Stored dataset items:
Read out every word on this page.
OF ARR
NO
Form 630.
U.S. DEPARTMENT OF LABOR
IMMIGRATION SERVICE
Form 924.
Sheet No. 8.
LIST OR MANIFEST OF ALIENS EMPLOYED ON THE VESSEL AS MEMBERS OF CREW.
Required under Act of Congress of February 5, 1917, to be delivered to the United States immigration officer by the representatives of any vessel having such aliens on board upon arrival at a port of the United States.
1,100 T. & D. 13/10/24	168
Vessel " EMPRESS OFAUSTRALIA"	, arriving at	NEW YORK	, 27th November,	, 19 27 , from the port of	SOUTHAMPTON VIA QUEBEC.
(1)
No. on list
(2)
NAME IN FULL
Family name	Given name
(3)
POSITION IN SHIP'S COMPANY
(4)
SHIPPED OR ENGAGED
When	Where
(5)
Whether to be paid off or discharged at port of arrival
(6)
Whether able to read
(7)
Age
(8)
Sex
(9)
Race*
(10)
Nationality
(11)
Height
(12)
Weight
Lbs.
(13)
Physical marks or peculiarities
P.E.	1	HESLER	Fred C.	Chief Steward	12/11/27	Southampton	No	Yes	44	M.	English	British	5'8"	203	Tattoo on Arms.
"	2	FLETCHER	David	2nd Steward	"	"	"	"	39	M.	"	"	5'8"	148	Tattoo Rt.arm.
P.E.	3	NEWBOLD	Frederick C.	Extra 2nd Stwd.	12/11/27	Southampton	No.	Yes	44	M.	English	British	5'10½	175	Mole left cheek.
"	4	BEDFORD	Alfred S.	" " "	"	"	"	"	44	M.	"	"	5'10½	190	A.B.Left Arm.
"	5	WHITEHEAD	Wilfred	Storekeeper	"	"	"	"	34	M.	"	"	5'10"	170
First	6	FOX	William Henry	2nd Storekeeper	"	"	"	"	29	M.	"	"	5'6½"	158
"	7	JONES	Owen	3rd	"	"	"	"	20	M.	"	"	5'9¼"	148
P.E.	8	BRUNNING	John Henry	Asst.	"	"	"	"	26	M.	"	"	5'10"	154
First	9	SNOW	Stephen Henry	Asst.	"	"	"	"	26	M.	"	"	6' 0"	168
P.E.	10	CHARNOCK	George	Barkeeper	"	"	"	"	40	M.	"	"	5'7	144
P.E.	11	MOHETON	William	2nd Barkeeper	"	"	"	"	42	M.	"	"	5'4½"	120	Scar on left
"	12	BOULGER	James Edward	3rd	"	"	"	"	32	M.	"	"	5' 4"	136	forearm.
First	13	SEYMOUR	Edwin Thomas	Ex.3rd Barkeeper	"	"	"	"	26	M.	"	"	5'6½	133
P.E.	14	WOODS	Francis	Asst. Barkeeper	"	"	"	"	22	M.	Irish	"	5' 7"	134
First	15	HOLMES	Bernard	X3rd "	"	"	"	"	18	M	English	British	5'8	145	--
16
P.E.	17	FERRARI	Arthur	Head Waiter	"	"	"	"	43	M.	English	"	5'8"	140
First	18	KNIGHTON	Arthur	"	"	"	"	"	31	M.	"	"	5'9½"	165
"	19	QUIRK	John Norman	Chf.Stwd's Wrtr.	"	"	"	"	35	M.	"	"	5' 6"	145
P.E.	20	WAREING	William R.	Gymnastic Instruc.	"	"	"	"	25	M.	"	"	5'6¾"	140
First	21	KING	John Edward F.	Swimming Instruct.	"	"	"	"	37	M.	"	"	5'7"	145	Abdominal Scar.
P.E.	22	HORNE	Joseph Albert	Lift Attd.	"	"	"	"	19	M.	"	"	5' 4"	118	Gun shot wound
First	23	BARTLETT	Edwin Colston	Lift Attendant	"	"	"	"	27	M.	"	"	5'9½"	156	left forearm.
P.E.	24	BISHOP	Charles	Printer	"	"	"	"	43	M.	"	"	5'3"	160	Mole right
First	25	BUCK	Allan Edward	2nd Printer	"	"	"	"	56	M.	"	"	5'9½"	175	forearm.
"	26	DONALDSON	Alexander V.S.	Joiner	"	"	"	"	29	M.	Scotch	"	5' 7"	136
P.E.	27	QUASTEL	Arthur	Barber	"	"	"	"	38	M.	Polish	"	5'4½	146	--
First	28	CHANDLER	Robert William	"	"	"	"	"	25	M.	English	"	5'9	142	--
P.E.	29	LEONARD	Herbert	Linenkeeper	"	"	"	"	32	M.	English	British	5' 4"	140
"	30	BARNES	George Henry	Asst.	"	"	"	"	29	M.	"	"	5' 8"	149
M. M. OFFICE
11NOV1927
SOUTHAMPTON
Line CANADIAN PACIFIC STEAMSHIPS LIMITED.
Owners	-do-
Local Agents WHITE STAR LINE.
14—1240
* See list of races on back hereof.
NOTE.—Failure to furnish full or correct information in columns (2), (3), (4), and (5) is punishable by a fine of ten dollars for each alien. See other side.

**Exercise description**
Return the lines above exactly, keeping every word.

**Final result**
Read out every word on this page.
OF ARR
NO
Form 630.
U.S. DEPARTMENT OF LABOR
IMMIGRATION SERVICE
Form 924.
Sheet No. 8.
LIST OR MANIFEST OF ALIENS EMPLOYED ON THE VESSEL AS MEMBERS OF CREW.
Required under Act of Congress of February 5, 1917, to be delivered to the United States immigration officer by the representatives of any vessel having such aliens on board upon arrival at a port of the United States.
1,100 T. & D. 13/10/24	168
Vessel " EMPRESS OFAUSTRALIA"	, arriving at	NEW YORK	, 27th November,	, 19 27 , from the port of	SOUTHAMPTON VIA QUEBEC.
(1)
No. on list
(2)
NAME IN FULL
Family name	Given name
(3)
POSITION IN SHIP'S COMPANY
(4)
SHIPPED OR ENGAGED
When	Where
(5)
Whether to be paid off or discharged at port of arrival
(6)
Whether able to read
(7)
Age
(8)
Sex
(9)
Race*
(10)
Nationality
(11)
Height
(12)
Weight
Lbs.
(13)
Physical marks or peculiarities
P.E.	1	HESLER	Fred C.	Chief Steward	12/11/27	Southampton	No	Yes	44	M.	English	British	5'8"	203	Tattoo on Arms.
"	2	FLETCHER	David	2nd Steward	"	"	"	"	39	M.	"	"	5'8"	148	Tattoo Rt.arm.
P.E.	3	NEWBOLD	Frederick C.	Extra 2nd Stwd.	12/11/27	Southampton	No.	Yes	44	M.	English	British	5'10½	175	Mole left cheek.
"	4	BEDFORD	Alfred S.	" " "	"	"	"	"	44	M.	"	"	5'10½	190	A.B.Left Arm.
"	5	WHITEHEAD	Wilfred	Storekeeper	"	"	"	"	34	M.	"	"	5'10"	170
First	6	FOX	William Henry	2nd Storekeeper	"	"	"	"	29	M.	"	"	5'6½"	158
"	7	JONES	Owen	3rd	"	"	"	"	20	M.	"	"	5'9¼"	148
P.E.	8	BRUNNING	John Henry	Asst.	"	"	"	"	26	M.	"	"	5'10"	154
First	9	SNOW	Stephen Henry	Asst.	"	"	"	"	26	M.	"	"	6' 0"	168
P.E.	10	CHARNOCK	George	Barkeeper	"	"	"	"	40	M.	"	"	5'7	144
P.E.	11	MOHETON	William	2nd Barkeeper	"	"	"	"	42	M.	"	"	5'4½"	120	Scar on left
"	12	BOULGER	James Edward	3rd	"	"	"	"	32	M.	"	"	5' 4"	136	forearm.
First	13	SEYMOUR	Edwin Thomas	Ex.3rd Barkeeper	"	"	"	"	26	M.	"	"	5'6½	133
P.E.	14	WOODS	Francis	Asst. Barkeeper	"	"	"	"	22	M.	Irish	"	5' 7"	134
First	15	HOLMES	Bernard	X3rd "	"	"	"	"	18	M	English	British	5'8	145	--
16
P.E.	17	FERRARI	Arthur	Head Waiter	"	"	"	"	43	M.	English	"	5'8"	140
First	18	KNIGHTON	Arthur	"	"	"	"	"	31	M.	"	"	5'9½"	165
"	19	QUIRK	John Norman	Chf.Stwd's Wrtr.	"	"	"	"	35	M.	"	"	5' 6"	145
P.E.	20	WAREING	William R.	Gymnastic Instruc.	"	"	"	"	25	M.	"	"	5'6¾"	140
First	21	KING	John Edward F.	Swimming Instruct.	"	"	"	"	37	M.	"	"	5'7"	145	Abdominal Scar.
P.E.	22	HORNE	Joseph Albert	Lift Attd.	"	"	"	"	19	M.	"	"	5' 4"	118	Gun shot wound
First	23	BARTLETT	Edwin Colston	Lift Attendant	"	"	"	"	27	M.	"	"	5'9½"	156	left forearm.
P.E.	24	BISHOP	Charles	Printer	"	"	"	"	43	M.	"	"	5'3"	160	Mole right
First	25	BUCK	Allan Edward	2nd Printer	"	"	"	"	56	M.	"	"	5'9½"	175	forearm.
"	26	DONALDSON	Alexander V.S.	Joiner	"	"	"	"	29	M.	Scotch	"	5' 7"	136
P.E.	27	QUASTEL	Arthur	Barber	"	"	"	"	38	M.	Polish	"	5'4½	146	--
First	28	CHANDLER	Robert William	"	"	"	"	"	25	M.	English	"	5'9	142	--
P.E.	29	LEONARD	Herbert	Linenkeeper	"	"	"	"	32	M.	English	British	5' 4"	140
"	30	BARNES	George Henry	Asst.	"	"	"	"	29	M.	"	"	5' 8"	149
M. M. OFFICE
11NOV1927
SOUTHAMPTON
Line CANADIAN PACIFIC STEAMSHIPS LIMITED.
Owners	-do-
Local Agents WHITE STAR LINE.
14—1240
* See list of races on back hereof.
NOTE.—Failure to furnish full or correct information in columns (2), (3), (4), and (5) is punishable by a fine of ten dollars for each alien. See other side.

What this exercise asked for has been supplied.